*Exercise instructions*:
1 – In the essay on cultural appropriation, which quotation from Lorde does the writer say comes to mind?
2 – In the essay on cultural appropriation, find the four verbs that say what these practices do to the dominant US white/male supremacist culture, and list them.
3 – Carry on the essay on cultural appropriation from its final sentence.

*Provided passage*:
I see many white middle class people practice New Age spirituality which sloppily and grossly (racistly or "whitely") appropriates practices that may or may not be Indigenous North American. Workshops are offered or classes are taught, never to Indigenous people; only to other whites. The goal is to enrich the lives of whites, to make "culturally deprived" white lives seem more fulfilled, and maybe to cut a profit while doing so. But the capitalist/male supr./white supr. practice of taking-without-giving, and taking-without-asking, operates under an overarching assumption that the world is "for" me not "with" me; it exists to plunder and pillage; bodies exist to be exploited and raped. This is the problem. Appropriating more and more, consuming more and more, is not likely to be a solution--surely not an ethical, responsible, or considerate one. Lorde's caution to us, "The master's tools will never dismantle the master's house", comes to mind.

The most central global atrocity, to me, is this: white/Western/Anglo and male supremacist "cultures" are built on the backs, brains, and blood of other cultures and people. The ruling classes mass murder, exploit, rape, and otherwise seek to steal from, deplete, and destroy, people and their/our ways of being as well as their/our natural "resources", including stealing and polluting land bases intimately and intricately tied to the cultures being destroyed.

Middle class whites purchasing stocks of corporations that commit genocide for retirement, and whites teaching "Native Ways", and white het men purchasing corporate, for-profit pornography or renting girls or adult women, usually poor, often of color, for sexual assault named "consensual" and "harmless" by the men, all contribute to genocide and gynocide. In my experience, men don't encourage other males to learn what the conditions were and are that led us to be able to be that kind of consumer; instead, we teach and encourage the behavior in other males.

In this view, these practices are all part of a dominant US white/male supremacist culture: these practices define, delineate, replicate, and enforce that culture. These practices, and so many others, tell us what it exists, fundamentally if not only, to do. Ignorance, sometimes feigned or willed, and arrogance, often denied, are two crucial ingredients of that culture.

Element region listings

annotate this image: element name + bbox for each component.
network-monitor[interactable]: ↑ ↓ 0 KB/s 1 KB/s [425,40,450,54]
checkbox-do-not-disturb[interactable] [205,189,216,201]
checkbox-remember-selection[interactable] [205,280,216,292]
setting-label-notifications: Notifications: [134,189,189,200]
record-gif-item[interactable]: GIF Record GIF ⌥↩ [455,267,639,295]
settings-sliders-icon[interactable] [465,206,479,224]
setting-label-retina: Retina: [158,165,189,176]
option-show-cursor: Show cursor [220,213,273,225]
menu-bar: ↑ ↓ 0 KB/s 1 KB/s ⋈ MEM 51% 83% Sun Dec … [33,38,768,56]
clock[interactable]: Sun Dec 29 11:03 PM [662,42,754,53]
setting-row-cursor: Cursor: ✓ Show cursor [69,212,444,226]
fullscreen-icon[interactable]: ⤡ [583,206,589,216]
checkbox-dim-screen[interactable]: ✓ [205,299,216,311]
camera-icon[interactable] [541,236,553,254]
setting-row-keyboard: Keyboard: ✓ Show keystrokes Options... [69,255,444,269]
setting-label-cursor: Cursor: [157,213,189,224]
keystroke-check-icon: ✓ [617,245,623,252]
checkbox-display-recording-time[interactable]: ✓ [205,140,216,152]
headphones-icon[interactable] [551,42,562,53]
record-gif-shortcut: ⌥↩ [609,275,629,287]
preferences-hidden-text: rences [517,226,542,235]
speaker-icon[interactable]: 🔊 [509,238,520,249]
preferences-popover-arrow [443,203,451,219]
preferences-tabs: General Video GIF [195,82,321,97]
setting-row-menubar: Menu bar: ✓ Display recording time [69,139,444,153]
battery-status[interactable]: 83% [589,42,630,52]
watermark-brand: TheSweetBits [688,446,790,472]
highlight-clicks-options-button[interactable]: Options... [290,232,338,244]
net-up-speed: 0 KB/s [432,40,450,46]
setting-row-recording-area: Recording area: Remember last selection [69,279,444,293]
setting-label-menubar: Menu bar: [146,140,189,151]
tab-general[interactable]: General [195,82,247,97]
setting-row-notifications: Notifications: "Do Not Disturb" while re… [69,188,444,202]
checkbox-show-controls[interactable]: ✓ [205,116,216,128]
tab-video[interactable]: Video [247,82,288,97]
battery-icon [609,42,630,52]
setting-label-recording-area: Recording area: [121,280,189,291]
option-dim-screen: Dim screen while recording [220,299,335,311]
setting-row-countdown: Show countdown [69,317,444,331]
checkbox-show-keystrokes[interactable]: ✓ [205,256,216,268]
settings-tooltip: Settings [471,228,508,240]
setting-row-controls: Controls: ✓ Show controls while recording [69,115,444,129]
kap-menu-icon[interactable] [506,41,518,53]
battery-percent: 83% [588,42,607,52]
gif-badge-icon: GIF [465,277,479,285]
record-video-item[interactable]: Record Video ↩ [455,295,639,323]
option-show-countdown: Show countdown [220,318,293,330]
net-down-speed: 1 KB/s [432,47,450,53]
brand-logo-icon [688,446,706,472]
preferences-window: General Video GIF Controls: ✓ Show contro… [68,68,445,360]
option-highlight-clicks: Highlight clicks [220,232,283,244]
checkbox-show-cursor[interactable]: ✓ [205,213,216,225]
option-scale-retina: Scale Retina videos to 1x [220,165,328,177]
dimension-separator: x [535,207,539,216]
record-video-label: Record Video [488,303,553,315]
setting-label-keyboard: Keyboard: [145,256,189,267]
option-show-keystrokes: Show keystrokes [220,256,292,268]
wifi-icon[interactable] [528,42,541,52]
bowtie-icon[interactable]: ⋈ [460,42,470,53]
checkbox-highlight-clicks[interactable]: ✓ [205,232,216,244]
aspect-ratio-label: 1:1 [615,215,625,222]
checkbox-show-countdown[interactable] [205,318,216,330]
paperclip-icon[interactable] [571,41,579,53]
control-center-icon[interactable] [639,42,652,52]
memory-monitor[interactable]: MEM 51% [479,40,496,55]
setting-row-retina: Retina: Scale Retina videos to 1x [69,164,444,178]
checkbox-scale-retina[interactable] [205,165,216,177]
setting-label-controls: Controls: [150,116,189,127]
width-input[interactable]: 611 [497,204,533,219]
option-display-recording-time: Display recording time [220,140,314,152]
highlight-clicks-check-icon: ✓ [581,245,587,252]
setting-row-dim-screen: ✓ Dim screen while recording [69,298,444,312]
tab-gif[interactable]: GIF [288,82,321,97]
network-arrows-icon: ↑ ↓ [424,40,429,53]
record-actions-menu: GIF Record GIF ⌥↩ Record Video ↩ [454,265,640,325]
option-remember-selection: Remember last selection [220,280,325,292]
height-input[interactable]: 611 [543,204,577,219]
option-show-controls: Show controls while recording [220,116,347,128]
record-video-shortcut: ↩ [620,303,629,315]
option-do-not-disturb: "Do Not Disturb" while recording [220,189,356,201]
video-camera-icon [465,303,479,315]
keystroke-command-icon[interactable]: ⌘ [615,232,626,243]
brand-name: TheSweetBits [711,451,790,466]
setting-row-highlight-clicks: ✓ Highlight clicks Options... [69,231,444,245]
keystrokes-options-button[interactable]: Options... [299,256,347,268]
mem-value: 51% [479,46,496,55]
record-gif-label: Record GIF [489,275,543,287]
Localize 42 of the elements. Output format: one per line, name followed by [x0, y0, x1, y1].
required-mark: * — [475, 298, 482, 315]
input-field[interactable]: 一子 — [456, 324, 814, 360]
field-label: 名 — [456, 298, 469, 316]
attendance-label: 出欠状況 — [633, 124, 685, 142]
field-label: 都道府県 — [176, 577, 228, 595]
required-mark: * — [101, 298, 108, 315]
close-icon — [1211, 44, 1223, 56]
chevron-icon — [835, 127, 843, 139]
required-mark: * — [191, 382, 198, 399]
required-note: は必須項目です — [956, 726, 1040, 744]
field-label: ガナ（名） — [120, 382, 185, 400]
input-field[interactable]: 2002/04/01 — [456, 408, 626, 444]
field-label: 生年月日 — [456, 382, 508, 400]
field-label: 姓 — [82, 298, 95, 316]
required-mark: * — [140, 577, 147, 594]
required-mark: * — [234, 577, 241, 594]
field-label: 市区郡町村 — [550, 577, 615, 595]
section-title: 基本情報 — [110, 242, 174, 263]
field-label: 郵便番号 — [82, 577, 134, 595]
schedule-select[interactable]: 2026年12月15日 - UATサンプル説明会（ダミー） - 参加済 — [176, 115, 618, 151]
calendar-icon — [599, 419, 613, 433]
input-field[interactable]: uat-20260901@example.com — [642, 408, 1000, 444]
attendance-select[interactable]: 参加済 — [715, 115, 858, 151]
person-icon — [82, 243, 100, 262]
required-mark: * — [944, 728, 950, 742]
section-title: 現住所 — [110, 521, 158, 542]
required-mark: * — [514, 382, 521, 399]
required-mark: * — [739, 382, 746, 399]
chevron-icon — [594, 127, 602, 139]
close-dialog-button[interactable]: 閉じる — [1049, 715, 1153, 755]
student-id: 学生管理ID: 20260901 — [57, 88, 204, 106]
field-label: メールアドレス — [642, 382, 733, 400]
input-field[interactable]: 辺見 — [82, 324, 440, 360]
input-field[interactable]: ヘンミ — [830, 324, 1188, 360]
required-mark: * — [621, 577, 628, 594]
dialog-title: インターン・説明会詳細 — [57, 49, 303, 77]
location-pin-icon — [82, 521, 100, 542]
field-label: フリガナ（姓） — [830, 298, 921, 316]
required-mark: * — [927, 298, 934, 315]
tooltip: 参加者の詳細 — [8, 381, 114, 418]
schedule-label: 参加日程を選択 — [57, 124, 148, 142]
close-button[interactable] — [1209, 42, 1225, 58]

*Results of the exercise*:
1 – "The master's tools will never dismantle the master's house."

2 – define, delineate, replicate, enforce

3 –
So, for example, whites appropriate Indigenous North American cultures without understanding the history of whites forcing Native Americans to either give up their own cultures, "adopt" the dominant culture (religion and language, for example), or perish. Another example: men consume corporate pornography as if the people in the pictures or videos aren't as real as the consumer and without regard for the conditions that led the prostituted person to be in front of a camera to begin with. Are girls and women and LGBTIQA people across gender made to fear homelessness and poverty, or are they/we beaten or killed if they/we don't do what pimps (with or without cameras) want? The women I know who have endured and survived such abuses say racist and misogynistic threat and force are endemic and systematic: requisite and definitive rather than anecdotal or apolitically "unfortunate". And of course too often they/we are made homeless, are impoverished, are beaten, raped, and killed for doing exactly what the pimps want, which is, after all, to be a thing for him and other men to possess, use up, and discard--dead or alive.

Whites and the rich appropriate, steal, and consume the lives and cultures of people of color and the poor, including through slavery and mass murder. Men appropriate, steal, and consume girls and women, including women's sexuality and labor, including through slavery and mass murder. We do not share or borrow. We certainly do not "give back". "White-giver" or "Anglo-giver" ought to replace the deeply racist term, "Indian-giver".

I believe these realities ought not be obscured or ignored when the conversations happen. I believe those of us with at least one foot in a structurally oppressive position, if not also a hand, a home, and a retirement account, must strive to continually arrive at less exploitive, less oppressive, less lethal ways of being while challenging and transforming those larger structures and systems of harm and horror. Thank you for not putting these issues aside in your discussion here and in your work beyond the internet.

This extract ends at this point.